╭─ Exercise input

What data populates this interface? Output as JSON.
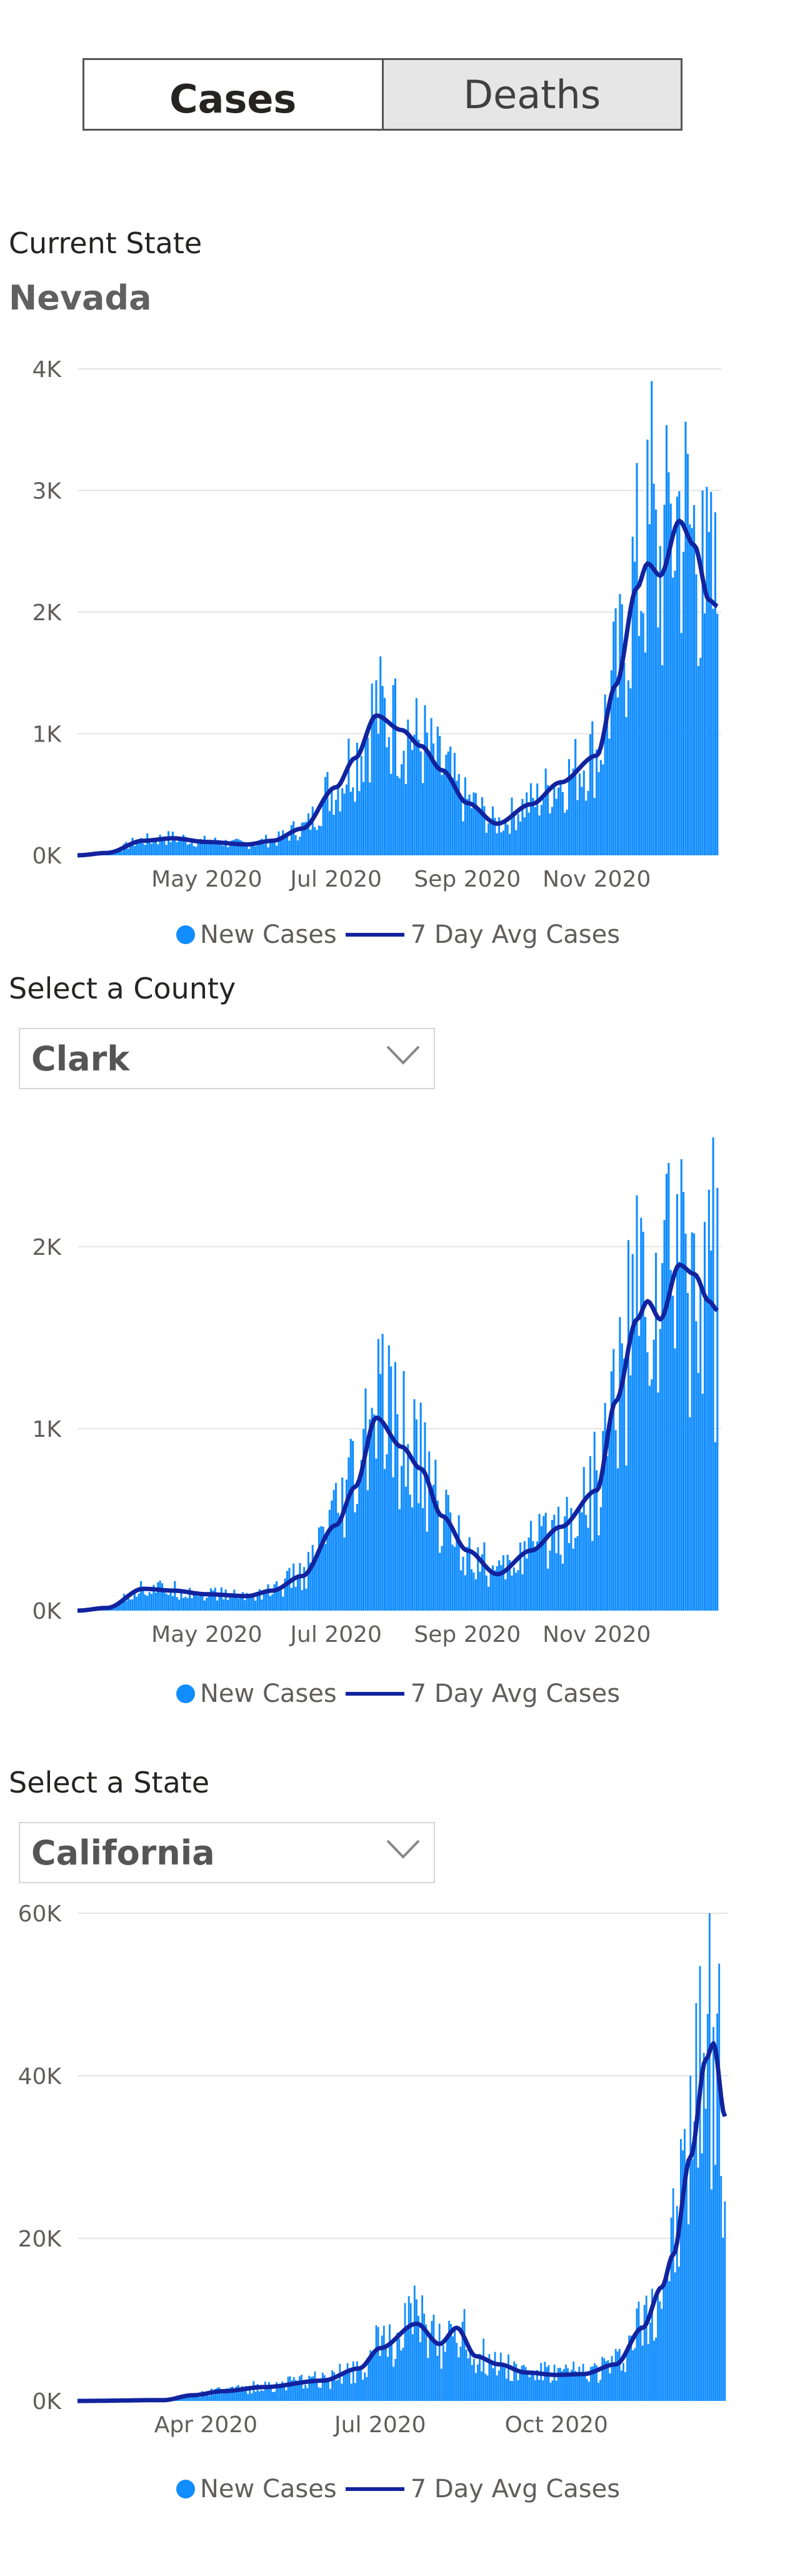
{
  "tabs": {
    "cases": "Cases",
    "deaths": "Deaths",
    "selected": "Cases"
  },
  "state_section": {
    "label": "Current State",
    "name": "Nevada"
  },
  "county_section": {
    "label": "Select a County",
    "selected": "Clark"
  },
  "state_select_section": {
    "label": "Select a State",
    "selected": "California"
  },
  "legend": {
    "bars": "New Cases",
    "line": "7 Day Avg Cases"
  },
  "colors": {
    "bars": "#118dff",
    "line": "#12239e",
    "grid": "#e5e5e5",
    "chevron": "#888888"
  },
  "chart_data": [
    {
      "type": "bar",
      "title": "Nevada",
      "series": [
        {
          "name": "New Cases",
          "kind": "bar"
        },
        {
          "name": "7 Day Avg Cases",
          "kind": "line"
        }
      ],
      "x_range": [
        "2020-03-01",
        "2020-12-28"
      ],
      "x_tick_labels": [
        [
          "2020-05-01",
          "May 2020"
        ],
        [
          "2020-07-01",
          "Jul 2020"
        ],
        [
          "2020-09-01",
          "Sep 2020"
        ],
        [
          "2020-11-01",
          "Nov 2020"
        ]
      ],
      "ylim": [
        0,
        4000
      ],
      "y_ticks": [
        0,
        1000,
        2000,
        3000,
        4000
      ],
      "y_tick_labels": [
        "0K",
        "1K",
        "2K",
        "3K",
        "4K"
      ],
      "avg_anchors": [
        [
          "2020-03-01",
          0
        ],
        [
          "2020-03-15",
          20
        ],
        [
          "2020-04-01",
          120
        ],
        [
          "2020-04-15",
          140
        ],
        [
          "2020-05-01",
          110
        ],
        [
          "2020-05-20",
          90
        ],
        [
          "2020-06-01",
          120
        ],
        [
          "2020-06-15",
          220
        ],
        [
          "2020-07-01",
          560
        ],
        [
          "2020-07-10",
          800
        ],
        [
          "2020-07-20",
          1150
        ],
        [
          "2020-08-01",
          1030
        ],
        [
          "2020-08-10",
          900
        ],
        [
          "2020-08-20",
          700
        ],
        [
          "2020-09-01",
          430
        ],
        [
          "2020-09-15",
          260
        ],
        [
          "2020-10-01",
          420
        ],
        [
          "2020-10-15",
          600
        ],
        [
          "2020-11-01",
          820
        ],
        [
          "2020-11-10",
          1400
        ],
        [
          "2020-11-20",
          2200
        ],
        [
          "2020-11-25",
          2400
        ],
        [
          "2020-12-01",
          2300
        ],
        [
          "2020-12-10",
          2750
        ],
        [
          "2020-12-17",
          2550
        ],
        [
          "2020-12-24",
          2100
        ],
        [
          "2020-12-28",
          2050
        ]
      ],
      "daily_spikes": [
        [
          "2020-07-28",
          1400
        ],
        [
          "2020-11-27",
          3900
        ],
        [
          "2020-12-05",
          3150
        ],
        [
          "2020-12-21",
          3000
        ]
      ]
    },
    {
      "type": "bar",
      "title": "Clark",
      "series": [
        {
          "name": "New Cases",
          "kind": "bar"
        },
        {
          "name": "7 Day Avg Cases",
          "kind": "line"
        }
      ],
      "x_range": [
        "2020-03-01",
        "2020-12-28"
      ],
      "x_tick_labels": [
        [
          "2020-05-01",
          "May 2020"
        ],
        [
          "2020-07-01",
          "Jul 2020"
        ],
        [
          "2020-09-01",
          "Sep 2020"
        ],
        [
          "2020-11-01",
          "Nov 2020"
        ]
      ],
      "ylim": [
        0,
        2700
      ],
      "y_ticks": [
        0,
        1000,
        2000
      ],
      "y_tick_labels": [
        "0K",
        "1K",
        "2K"
      ],
      "avg_anchors": [
        [
          "2020-03-01",
          0
        ],
        [
          "2020-03-15",
          15
        ],
        [
          "2020-04-01",
          120
        ],
        [
          "2020-04-15",
          110
        ],
        [
          "2020-05-01",
          90
        ],
        [
          "2020-05-20",
          80
        ],
        [
          "2020-06-01",
          110
        ],
        [
          "2020-06-15",
          190
        ],
        [
          "2020-07-01",
          470
        ],
        [
          "2020-07-10",
          680
        ],
        [
          "2020-07-20",
          1060
        ],
        [
          "2020-08-01",
          900
        ],
        [
          "2020-08-10",
          780
        ],
        [
          "2020-08-20",
          520
        ],
        [
          "2020-09-01",
          330
        ],
        [
          "2020-09-15",
          200
        ],
        [
          "2020-10-01",
          330
        ],
        [
          "2020-10-15",
          460
        ],
        [
          "2020-11-01",
          660
        ],
        [
          "2020-11-10",
          1150
        ],
        [
          "2020-11-20",
          1600
        ],
        [
          "2020-11-25",
          1700
        ],
        [
          "2020-12-01",
          1600
        ],
        [
          "2020-12-10",
          1900
        ],
        [
          "2020-12-17",
          1850
        ],
        [
          "2020-12-24",
          1700
        ],
        [
          "2020-12-28",
          1650
        ]
      ],
      "daily_spikes": [
        [
          "2020-07-22",
          1300
        ],
        [
          "2020-12-04",
          2400
        ],
        [
          "2020-12-12",
          2300
        ],
        [
          "2020-12-26",
          2600
        ]
      ]
    },
    {
      "type": "bar",
      "title": "California",
      "series": [
        {
          "name": "New Cases",
          "kind": "bar"
        },
        {
          "name": "7 Day Avg Cases",
          "kind": "line"
        }
      ],
      "x_range": [
        "2020-01-25",
        "2020-12-28"
      ],
      "x_tick_labels": [
        [
          "2020-04-01",
          "Apr 2020"
        ],
        [
          "2020-07-01",
          "Jul 2020"
        ],
        [
          "2020-10-01",
          "Oct 2020"
        ]
      ],
      "ylim": [
        0,
        60000
      ],
      "y_ticks": [
        0,
        20000,
        40000,
        60000
      ],
      "y_tick_labels": [
        "0K",
        "20K",
        "40K",
        "60K"
      ],
      "avg_anchors": [
        [
          "2020-01-25",
          0
        ],
        [
          "2020-03-10",
          100
        ],
        [
          "2020-03-25",
          700
        ],
        [
          "2020-04-10",
          1200
        ],
        [
          "2020-05-01",
          1700
        ],
        [
          "2020-06-01",
          2500
        ],
        [
          "2020-06-20",
          4000
        ],
        [
          "2020-07-01",
          6500
        ],
        [
          "2020-07-20",
          9500
        ],
        [
          "2020-08-01",
          7000
        ],
        [
          "2020-08-10",
          9000
        ],
        [
          "2020-08-20",
          5500
        ],
        [
          "2020-09-01",
          4500
        ],
        [
          "2020-09-15",
          3500
        ],
        [
          "2020-10-01",
          3200
        ],
        [
          "2020-10-15",
          3300
        ],
        [
          "2020-11-01",
          4500
        ],
        [
          "2020-11-15",
          9000
        ],
        [
          "2020-11-25",
          14000
        ],
        [
          "2020-12-01",
          18000
        ],
        [
          "2020-12-10",
          30000
        ],
        [
          "2020-12-18",
          42000
        ],
        [
          "2020-12-22",
          44000
        ],
        [
          "2020-12-28",
          35000
        ]
      ],
      "daily_spikes": [
        [
          "2020-07-20",
          12500
        ],
        [
          "2020-12-15",
          53500
        ],
        [
          "2020-12-22",
          46000
        ]
      ]
    }
  ]
}
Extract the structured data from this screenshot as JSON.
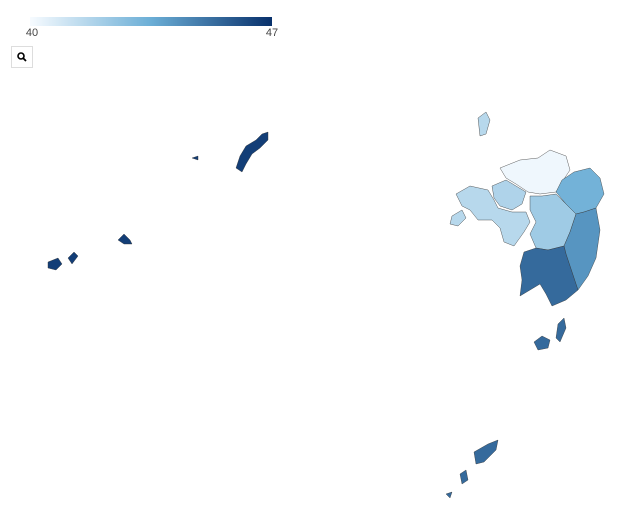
{
  "map": {
    "colorbar": {
      "min": 40,
      "max": 47,
      "colors": [
        "#f7fbff",
        "#6baed6",
        "#08306b"
      ]
    },
    "regions": [
      {
        "value": 40.2
      },
      {
        "value": 41.8
      },
      {
        "value": 41.6
      },
      {
        "value": 42.2
      },
      {
        "value": 43.3
      },
      {
        "value": 44.2
      },
      {
        "value": 45.4
      },
      {
        "value": 46.6
      }
    ]
  }
}
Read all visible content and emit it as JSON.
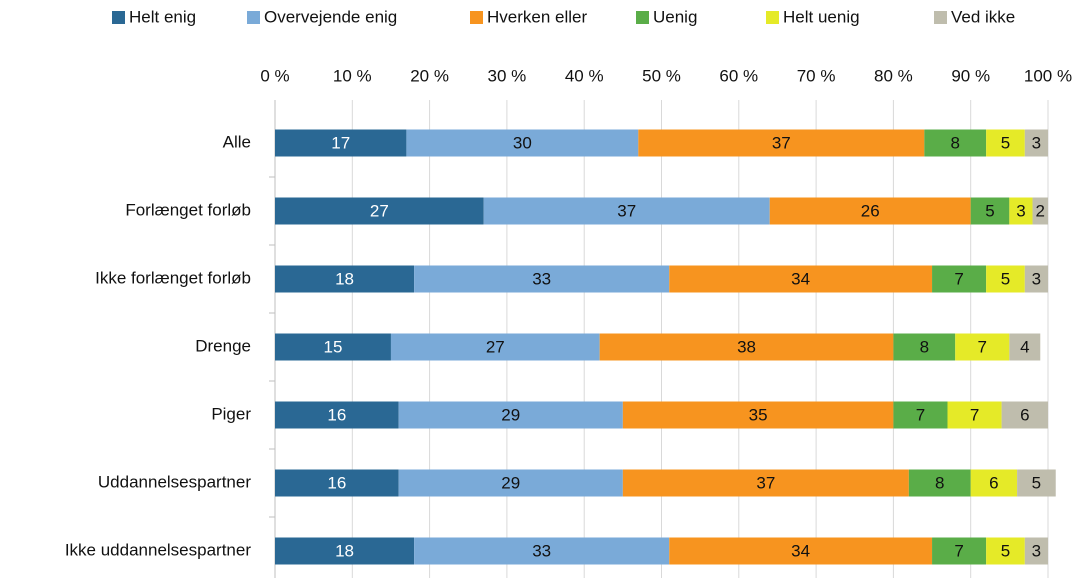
{
  "chart_data": {
    "type": "stacked-barh",
    "categories": [
      "Alle",
      "Forlænget forløb",
      "Ikke forlænget forløb",
      "Drenge",
      "Piger",
      "Uddannelsespartner",
      "Ikke uddannelsespartner"
    ],
    "series": [
      {
        "name": "Helt enig",
        "color": "#2a6894",
        "values": [
          17,
          27,
          18,
          15,
          16,
          16,
          18
        ]
      },
      {
        "name": "Overvejende enig",
        "color": "#7aaad8",
        "values": [
          30,
          37,
          33,
          27,
          29,
          29,
          33
        ]
      },
      {
        "name": "Hverken eller",
        "color": "#f7941f",
        "values": [
          37,
          26,
          34,
          38,
          35,
          37,
          34
        ]
      },
      {
        "name": "Uenig",
        "color": "#5aad48",
        "values": [
          8,
          5,
          7,
          8,
          7,
          8,
          7
        ]
      },
      {
        "name": "Helt uenig",
        "color": "#e5ea28",
        "values": [
          5,
          3,
          5,
          7,
          7,
          6,
          5
        ]
      },
      {
        "name": "Ved ikke",
        "color": "#bfbdad",
        "values": [
          3,
          2,
          3,
          4,
          6,
          5,
          3
        ]
      }
    ],
    "xlim": [
      0,
      100
    ],
    "xticks": [
      {
        "value": 0,
        "label": "0 %"
      },
      {
        "value": 10,
        "label": "10 %"
      },
      {
        "value": 20,
        "label": "20 %"
      },
      {
        "value": 30,
        "label": "30 %"
      },
      {
        "value": 40,
        "label": "40 %"
      },
      {
        "value": 50,
        "label": "50 %"
      },
      {
        "value": 60,
        "label": "60 %"
      },
      {
        "value": 70,
        "label": "70 %"
      },
      {
        "value": 80,
        "label": "80 %"
      },
      {
        "value": 90,
        "label": "90 %"
      },
      {
        "value": 100,
        "label": "100 %"
      }
    ],
    "grid": true,
    "legend": "top"
  }
}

╰─

• **What the task asks**
Look for the word "California" in every line of the listing and copy the lines that have it.

• **Task answer**
    "selected": "California"
      "title": "California",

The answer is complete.